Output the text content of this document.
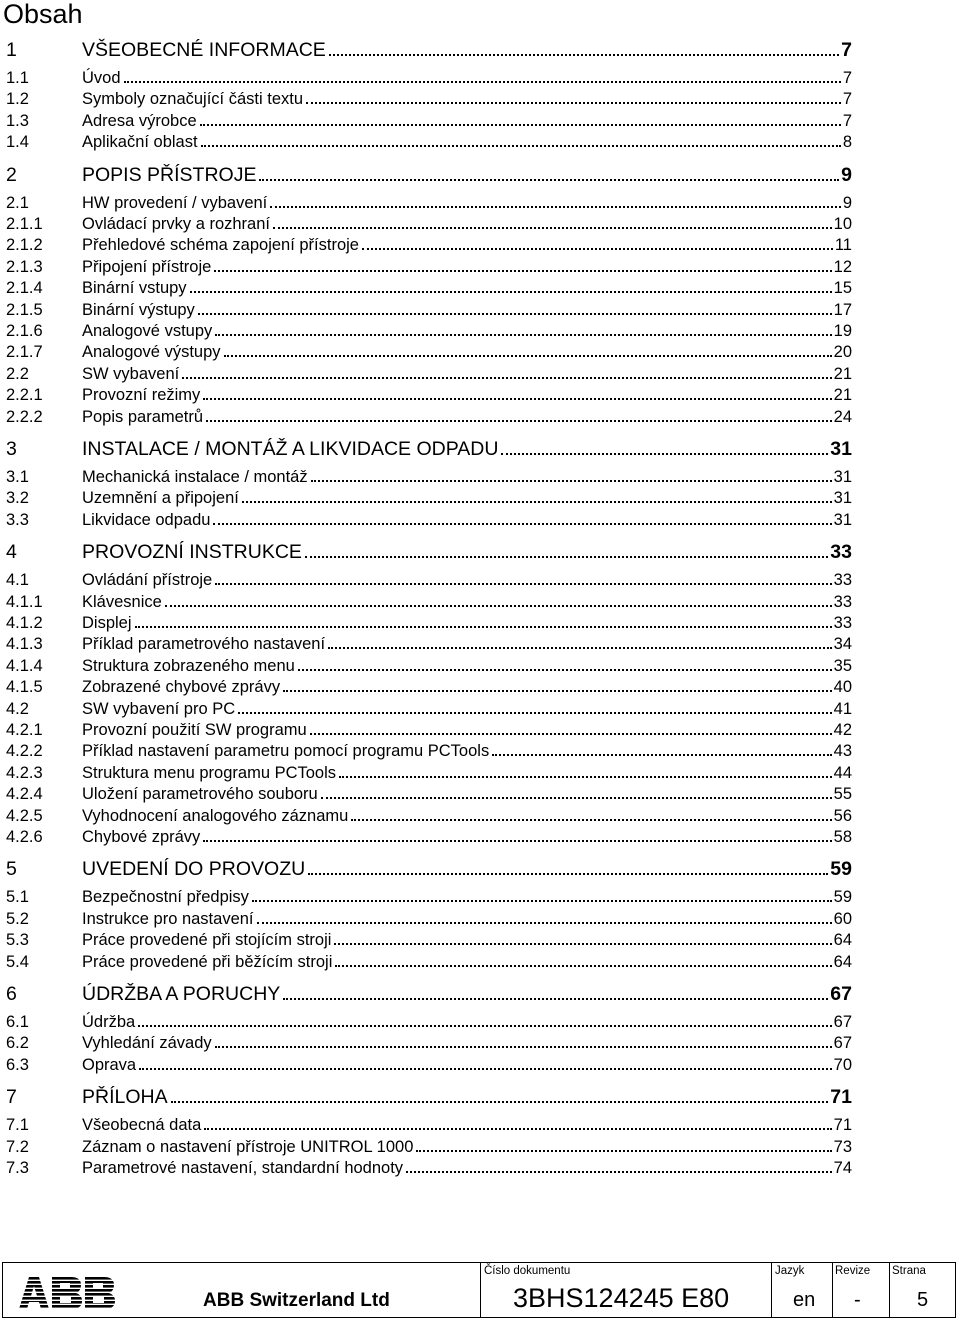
Obsah
1	VŠEOBECNÉ INFORMACE	7
1.1	Úvod	7
1.2	Symboly označující části textu	7
1.3	Adresa výrobce	7
1.4	Aplikační oblast	8
2	POPIS PŘÍSTROJE	9
2.1	HW provedení / vybavení	9
2.1.1	Ovládací prvky a rozhraní	10
2.1.2	Přehledové schéma zapojení přístroje	11
2.1.3	Připojení přístroje	12
2.1.4	Binární vstupy	15
2.1.5	Binární výstupy	17
2.1.6	Analogové vstupy	19
2.1.7	Analogové výstupy	20
2.2	SW vybavení	21
2.2.1	Provozní režimy	21
2.2.2	Popis parametrů	24
3	INSTALACE / MONTÁŽ A LIKVIDACE ODPADU	31
3.1	Mechanická instalace / montáž	31
3.2	Uzemnění a připojení	31
3.3	Likvidace odpadu	31
4	PROVOZNÍ INSTRUKCE	33
4.1	Ovládání přístroje	33
4.1.1	Klávesnice	33
4.1.2	Displej	33
4.1.3	Příklad parametrového nastavení	34
4.1.4	Struktura zobrazeného menu	35
4.1.5	Zobrazené chybové zprávy	40
4.2	SW vybavení pro PC	41
4.2.1	Provozní použití SW programu	42
4.2.2	Příklad nastavení parametru pomocí programu PCTools	43
4.2.3	Struktura menu programu PCTools	44
4.2.4	Uložení parametrového souboru	55
4.2.5	Vyhodnocení analogového záznamu	56
4.2.6	Chybové zprávy	58
5	UVEDENÍ DO PROVOZU	59
5.1	Bezpečnostní předpisy	59
5.2	Instrukce pro nastavení	60
5.3	Práce provedené při stojícím stroji	64
5.4	Práce provedené při běžícím stroji	64
6	ÚDRŽBA A PORUCHY	67
6.1	Údržba	67
6.2	Vyhledání závady	67
6.3	Oprava	70
7	PŘÍLOHA	71
7.1	Všeobecná data	71
7.2	Záznam o nastavení přístroje UNITROL 1000	73
7.3	Parametrové nastavení, standardní hodnoty	74
ABB Switzerland Ltd
Číslo dokumentu
3BHS124245 E80
Jazyk
en
Revize
-
Strana
5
********
### Given exercise
Go through the listing above and quote it exactly, apart from its images.

### Exercise answer
Output the text content of this document.
Obsah
1	VŠEOBECNÉ INFORMACE	7
1.1	Úvod	7
1.2	Symboly označující části textu	7
1.3	Adresa výrobce	7
1.4	Aplikační oblast	8
2	POPIS PŘÍSTROJE	9
2.1	HW provedení / vybavení	9
2.1.1	Ovládací prvky a rozhraní	10
2.1.2	Přehledové schéma zapojení přístroje	11
2.1.3	Připojení přístroje	12
2.1.4	Binární vstupy	15
2.1.5	Binární výstupy	17
2.1.6	Analogové vstupy	19
2.1.7	Analogové výstupy	20
2.2	SW vybavení	21
2.2.1	Provozní režimy	21
2.2.2	Popis parametrů	24
3	INSTALACE / MONTÁŽ A LIKVIDACE ODPADU	31
3.1	Mechanická instalace / montáž	31
3.2	Uzemnění a připojení	31
3.3	Likvidace odpadu	31
4	PROVOZNÍ INSTRUKCE	33
4.1	Ovládání přístroje	33
4.1.1	Klávesnice	33
4.1.2	Displej	33
4.1.3	Příklad parametrového nastavení	34
4.1.4	Struktura zobrazeného menu	35
4.1.5	Zobrazené chybové zprávy	40
4.2	SW vybavení pro PC	41
4.2.1	Provozní použití SW programu	42
4.2.2	Příklad nastavení parametru pomocí programu PCTools	43
4.2.3	Struktura menu programu PCTools	44
4.2.4	Uložení parametrového souboru	55
4.2.5	Vyhodnocení analogového záznamu	56
4.2.6	Chybové zprávy	58
5	UVEDENÍ DO PROVOZU	59
5.1	Bezpečnostní předpisy	59
5.2	Instrukce pro nastavení	60
5.3	Práce provedené při stojícím stroji	64
5.4	Práce provedené při běžícím stroji	64
6	ÚDRŽBA A PORUCHY	67
6.1	Údržba	67
6.2	Vyhledání závady	67
6.3	Oprava	70
7	PŘÍLOHA	71
7.1	Všeobecná data	71
7.2	Záznam o nastavení přístroje UNITROL 1000	73
7.3	Parametrové nastavení, standardní hodnoty	74
ABB Switzerland Ltd
Číslo dokumentu
3BHS124245 E80
Jazyk
en
Revize
-
Strana
5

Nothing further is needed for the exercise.